begin
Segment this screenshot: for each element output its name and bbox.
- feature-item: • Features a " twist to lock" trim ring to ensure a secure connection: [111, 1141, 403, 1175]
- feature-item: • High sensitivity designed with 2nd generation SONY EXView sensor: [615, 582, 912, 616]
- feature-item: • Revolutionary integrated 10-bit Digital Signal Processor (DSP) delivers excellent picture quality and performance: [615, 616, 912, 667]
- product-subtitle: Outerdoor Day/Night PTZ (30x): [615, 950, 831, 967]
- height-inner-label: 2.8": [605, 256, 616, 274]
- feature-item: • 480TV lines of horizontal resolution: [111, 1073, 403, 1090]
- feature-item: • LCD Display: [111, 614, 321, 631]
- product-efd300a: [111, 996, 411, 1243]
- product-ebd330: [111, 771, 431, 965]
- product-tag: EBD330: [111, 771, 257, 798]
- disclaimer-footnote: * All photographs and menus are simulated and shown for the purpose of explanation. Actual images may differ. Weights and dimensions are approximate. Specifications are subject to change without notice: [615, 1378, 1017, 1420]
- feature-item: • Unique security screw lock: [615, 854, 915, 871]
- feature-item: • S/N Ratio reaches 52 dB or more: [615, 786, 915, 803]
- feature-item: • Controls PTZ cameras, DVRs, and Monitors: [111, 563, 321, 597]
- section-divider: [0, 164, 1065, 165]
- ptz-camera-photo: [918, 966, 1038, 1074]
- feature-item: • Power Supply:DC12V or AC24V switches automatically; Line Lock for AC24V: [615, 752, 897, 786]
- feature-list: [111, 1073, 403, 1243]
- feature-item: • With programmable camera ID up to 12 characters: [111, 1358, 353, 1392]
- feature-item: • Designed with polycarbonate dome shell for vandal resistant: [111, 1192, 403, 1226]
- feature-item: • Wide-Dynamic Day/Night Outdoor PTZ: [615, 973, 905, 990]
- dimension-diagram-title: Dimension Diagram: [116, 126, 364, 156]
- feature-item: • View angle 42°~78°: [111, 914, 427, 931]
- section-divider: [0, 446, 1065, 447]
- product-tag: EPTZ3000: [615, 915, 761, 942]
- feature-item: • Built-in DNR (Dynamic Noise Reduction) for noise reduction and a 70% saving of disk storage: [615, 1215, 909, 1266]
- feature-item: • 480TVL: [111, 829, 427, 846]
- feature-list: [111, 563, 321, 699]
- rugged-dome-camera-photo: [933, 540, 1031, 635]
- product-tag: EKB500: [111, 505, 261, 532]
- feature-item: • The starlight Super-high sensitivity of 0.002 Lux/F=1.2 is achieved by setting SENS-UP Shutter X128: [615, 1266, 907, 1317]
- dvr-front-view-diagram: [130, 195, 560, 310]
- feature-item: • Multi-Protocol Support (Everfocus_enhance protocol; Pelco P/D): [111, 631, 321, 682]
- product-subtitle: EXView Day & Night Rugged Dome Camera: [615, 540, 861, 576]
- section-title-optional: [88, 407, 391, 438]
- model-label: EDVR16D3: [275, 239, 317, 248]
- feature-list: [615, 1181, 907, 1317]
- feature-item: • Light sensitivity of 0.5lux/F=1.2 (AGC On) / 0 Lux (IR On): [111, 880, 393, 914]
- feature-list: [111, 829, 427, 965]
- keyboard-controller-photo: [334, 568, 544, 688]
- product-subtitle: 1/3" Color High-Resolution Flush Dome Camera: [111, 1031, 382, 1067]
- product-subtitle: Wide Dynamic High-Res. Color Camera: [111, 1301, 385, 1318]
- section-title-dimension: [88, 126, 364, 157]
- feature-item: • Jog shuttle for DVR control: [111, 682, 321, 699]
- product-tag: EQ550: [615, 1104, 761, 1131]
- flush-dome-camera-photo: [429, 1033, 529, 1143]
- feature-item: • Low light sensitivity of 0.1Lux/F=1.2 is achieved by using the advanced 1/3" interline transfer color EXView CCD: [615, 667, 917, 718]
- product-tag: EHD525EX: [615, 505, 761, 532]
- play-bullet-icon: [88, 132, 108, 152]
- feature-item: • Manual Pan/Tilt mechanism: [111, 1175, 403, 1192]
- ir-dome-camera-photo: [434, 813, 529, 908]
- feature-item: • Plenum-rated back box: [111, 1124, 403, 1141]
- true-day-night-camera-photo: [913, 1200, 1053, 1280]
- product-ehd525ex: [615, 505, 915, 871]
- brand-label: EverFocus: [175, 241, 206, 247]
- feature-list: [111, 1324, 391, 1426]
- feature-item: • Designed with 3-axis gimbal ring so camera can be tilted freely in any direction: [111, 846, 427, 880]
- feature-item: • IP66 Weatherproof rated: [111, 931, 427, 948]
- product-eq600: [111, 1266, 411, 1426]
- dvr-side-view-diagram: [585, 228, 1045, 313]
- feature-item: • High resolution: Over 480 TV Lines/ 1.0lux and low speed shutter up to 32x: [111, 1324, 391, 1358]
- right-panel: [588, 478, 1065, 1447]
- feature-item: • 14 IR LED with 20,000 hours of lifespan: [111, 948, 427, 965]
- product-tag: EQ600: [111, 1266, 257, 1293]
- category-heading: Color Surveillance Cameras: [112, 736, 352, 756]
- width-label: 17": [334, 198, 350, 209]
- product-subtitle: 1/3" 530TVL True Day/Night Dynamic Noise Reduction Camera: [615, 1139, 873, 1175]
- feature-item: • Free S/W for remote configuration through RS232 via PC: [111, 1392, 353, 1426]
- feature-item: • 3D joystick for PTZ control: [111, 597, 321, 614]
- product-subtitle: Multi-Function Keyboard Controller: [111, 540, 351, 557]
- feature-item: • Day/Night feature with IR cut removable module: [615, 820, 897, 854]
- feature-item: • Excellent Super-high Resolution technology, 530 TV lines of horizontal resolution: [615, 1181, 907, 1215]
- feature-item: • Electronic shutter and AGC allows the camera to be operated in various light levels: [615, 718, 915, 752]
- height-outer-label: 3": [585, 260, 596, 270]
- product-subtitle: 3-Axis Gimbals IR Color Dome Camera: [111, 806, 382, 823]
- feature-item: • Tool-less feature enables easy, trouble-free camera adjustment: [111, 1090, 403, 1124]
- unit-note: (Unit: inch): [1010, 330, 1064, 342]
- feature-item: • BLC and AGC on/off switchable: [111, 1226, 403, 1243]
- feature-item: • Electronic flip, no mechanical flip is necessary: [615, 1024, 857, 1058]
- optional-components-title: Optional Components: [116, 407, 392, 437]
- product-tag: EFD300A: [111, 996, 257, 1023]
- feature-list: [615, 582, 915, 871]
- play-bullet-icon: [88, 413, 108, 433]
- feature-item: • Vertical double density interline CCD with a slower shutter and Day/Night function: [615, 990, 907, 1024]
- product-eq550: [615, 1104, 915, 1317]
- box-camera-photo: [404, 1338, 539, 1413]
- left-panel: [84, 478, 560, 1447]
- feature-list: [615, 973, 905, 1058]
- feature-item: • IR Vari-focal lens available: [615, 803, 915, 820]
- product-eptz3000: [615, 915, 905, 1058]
end
_Short task:_ Rewrite the lines above, replacing "feature-item" with "spec-item" throughout and leaving everything else unchanged.

_Result of the task:_
Segment this screenshot: for each element output its name and bbox.
- spec-item: • Features a " twist to lock" trim ring to ensure a secure connection: [111, 1141, 403, 1175]
- spec-item: • High sensitivity designed with 2nd generation SONY EXView sensor: [615, 582, 912, 616]
- spec-item: • Revolutionary integrated 10-bit Digital Signal Processor (DSP) delivers excellent picture quality and performance: [615, 616, 912, 667]
- product-subtitle: Outerdoor Day/Night PTZ (30x): [615, 950, 831, 967]
- height-inner-label: 2.8": [605, 256, 616, 274]
- spec-item: • 480TV lines of horizontal resolution: [111, 1073, 403, 1090]
- spec-item: • LCD Display: [111, 614, 321, 631]
- product-efd300a: [111, 996, 411, 1243]
- product-ebd330: [111, 771, 431, 965]
- product-tag: EBD330: [111, 771, 257, 798]
- disclaimer-footnote: * All photographs and menus are simulated and shown for the purpose of explanation. Actual images may differ. Weights and dimensions are approximate. Specifications are subject to change without notice: [615, 1378, 1017, 1420]
- spec-item: • Unique security screw lock: [615, 854, 915, 871]
- spec-item: • S/N Ratio reaches 52 dB or more: [615, 786, 915, 803]
- spec-item: • Controls PTZ cameras, DVRs, and Monitors: [111, 563, 321, 597]
- section-divider: [0, 164, 1065, 165]
- ptz-camera-photo: [918, 966, 1038, 1074]
- spec-item: • Power Supply:DC12V or AC24V switches automatically; Line Lock for AC24V: [615, 752, 897, 786]
- feature-list: [111, 1073, 403, 1243]
- spec-item: • With programmable camera ID up to 12 characters: [111, 1358, 353, 1392]
- spec-item: • Designed with polycarbonate dome shell for vandal resistant: [111, 1192, 403, 1226]
- spec-item: • Wide-Dynamic Day/Night Outdoor PTZ: [615, 973, 905, 990]
- dimension-diagram-title: Dimension Diagram: [116, 126, 364, 156]
- spec-item: • View angle 42°~78°: [111, 914, 427, 931]
- section-divider: [0, 446, 1065, 447]
- product-tag: EPTZ3000: [615, 915, 761, 942]
- spec-item: • Built-in DNR (Dynamic Noise Reduction) for noise reduction and a 70% saving of disk storage: [615, 1215, 909, 1266]
- spec-item: • 480TVL: [111, 829, 427, 846]
- feature-list: [111, 563, 321, 699]
- rugged-dome-camera-photo: [933, 540, 1031, 635]
- product-tag: EKB500: [111, 505, 261, 532]
- spec-item: • The starlight Super-high sensitivity of 0.002 Lux/F=1.2 is achieved by setting SENS-UP Shutter X128: [615, 1266, 907, 1317]
- dvr-front-view-diagram: [130, 195, 560, 310]
- spec-item: • Multi-Protocol Support (Everfocus_enhance protocol; Pelco P/D): [111, 631, 321, 682]
- product-subtitle: EXView Day & Night Rugged Dome Camera: [615, 540, 861, 576]
- section-title-optional: [88, 407, 391, 438]
- model-label: EDVR16D3: [275, 239, 317, 248]
- feature-list: [615, 1181, 907, 1317]
- spec-item: • Light sensitivity of 0.5lux/F=1.2 (AGC On) / 0 Lux (IR On): [111, 880, 393, 914]
- feature-list: [111, 829, 427, 965]
- keyboard-controller-photo: [334, 568, 544, 688]
- product-subtitle: 1/3" Color High-Resolution Flush Dome Camera: [111, 1031, 382, 1067]
- product-subtitle: Wide Dynamic High-Res. Color Camera: [111, 1301, 385, 1318]
- section-title-dimension: [88, 126, 364, 157]
- spec-item: • Jog shuttle for DVR control: [111, 682, 321, 699]
- product-tag: EQ550: [615, 1104, 761, 1131]
- flush-dome-camera-photo: [429, 1033, 529, 1143]
- spec-item: • Low light sensitivity of 0.1Lux/F=1.2 is achieved by using the advanced 1/3" interline transfer color EXView CCD: [615, 667, 917, 718]
- product-tag: EHD525EX: [615, 505, 761, 532]
- play-bullet-icon: [88, 132, 108, 152]
- spec-item: • Manual Pan/Tilt mechanism: [111, 1175, 403, 1192]
- ir-dome-camera-photo: [434, 813, 529, 908]
- spec-item: • Plenum-rated back box: [111, 1124, 403, 1141]
- true-day-night-camera-photo: [913, 1200, 1053, 1280]
- product-ehd525ex: [615, 505, 915, 871]
- brand-label: EverFocus: [175, 241, 206, 247]
- feature-list: [111, 1324, 391, 1426]
- spec-item: • Designed with 3-axis gimbal ring so camera can be tilted freely in any direction: [111, 846, 427, 880]
- spec-item: • IP66 Weatherproof rated: [111, 931, 427, 948]
- product-eq600: [111, 1266, 411, 1426]
- dvr-side-view-diagram: [585, 228, 1045, 313]
- spec-item: • High resolution: Over 480 TV Lines/ 1.0lux and low speed shutter up to 32x: [111, 1324, 391, 1358]
- right-panel: [588, 478, 1065, 1447]
- spec-item: • 14 IR LED with 20,000 hours of lifespan: [111, 948, 427, 965]
- product-tag: EQ600: [111, 1266, 257, 1293]
- category-heading: Color Surveillance Cameras: [112, 736, 352, 756]
- width-label: 17": [334, 198, 350, 209]
- product-subtitle: 1/3" 530TVL True Day/Night Dynamic Noise Reduction Camera: [615, 1139, 873, 1175]
- spec-item: • Free S/W for remote configuration through RS232 via PC: [111, 1392, 353, 1426]
- spec-item: • 3D joystick for PTZ control: [111, 597, 321, 614]
- product-subtitle: Multi-Function Keyboard Controller: [111, 540, 351, 557]
- spec-item: • Day/Night feature with IR cut removable module: [615, 820, 897, 854]
- spec-item: • Excellent Super-high Resolution technology, 530 TV lines of horizontal resolution: [615, 1181, 907, 1215]
- spec-item: • Electronic shutter and AGC allows the camera to be operated in various light levels: [615, 718, 915, 752]
- height-outer-label: 3": [585, 260, 596, 270]
- product-subtitle: 3-Axis Gimbals IR Color Dome Camera: [111, 806, 382, 823]
- spec-item: • Tool-less feature enables easy, trouble-free camera adjustment: [111, 1090, 403, 1124]
- unit-note: (Unit: inch): [1010, 330, 1064, 342]
- spec-item: • BLC and AGC on/off switchable: [111, 1226, 403, 1243]
- spec-item: • Electronic flip, no mechanical flip is necessary: [615, 1024, 857, 1058]
- optional-components-title: Optional Components: [116, 407, 392, 437]
- product-tag: EFD300A: [111, 996, 257, 1023]
- feature-list: [615, 582, 915, 871]
- play-bullet-icon: [88, 413, 108, 433]
- spec-item: • Vertical double density interline CCD with a slower shutter and Day/Night function: [615, 990, 907, 1024]
- product-eq550: [615, 1104, 915, 1317]
- box-camera-photo: [404, 1338, 539, 1413]
- left-panel: [84, 478, 560, 1447]
- feature-list: [615, 973, 905, 1058]
- spec-item: • IR Vari-focal lens available: [615, 803, 915, 820]
- product-eptz3000: [615, 915, 905, 1058]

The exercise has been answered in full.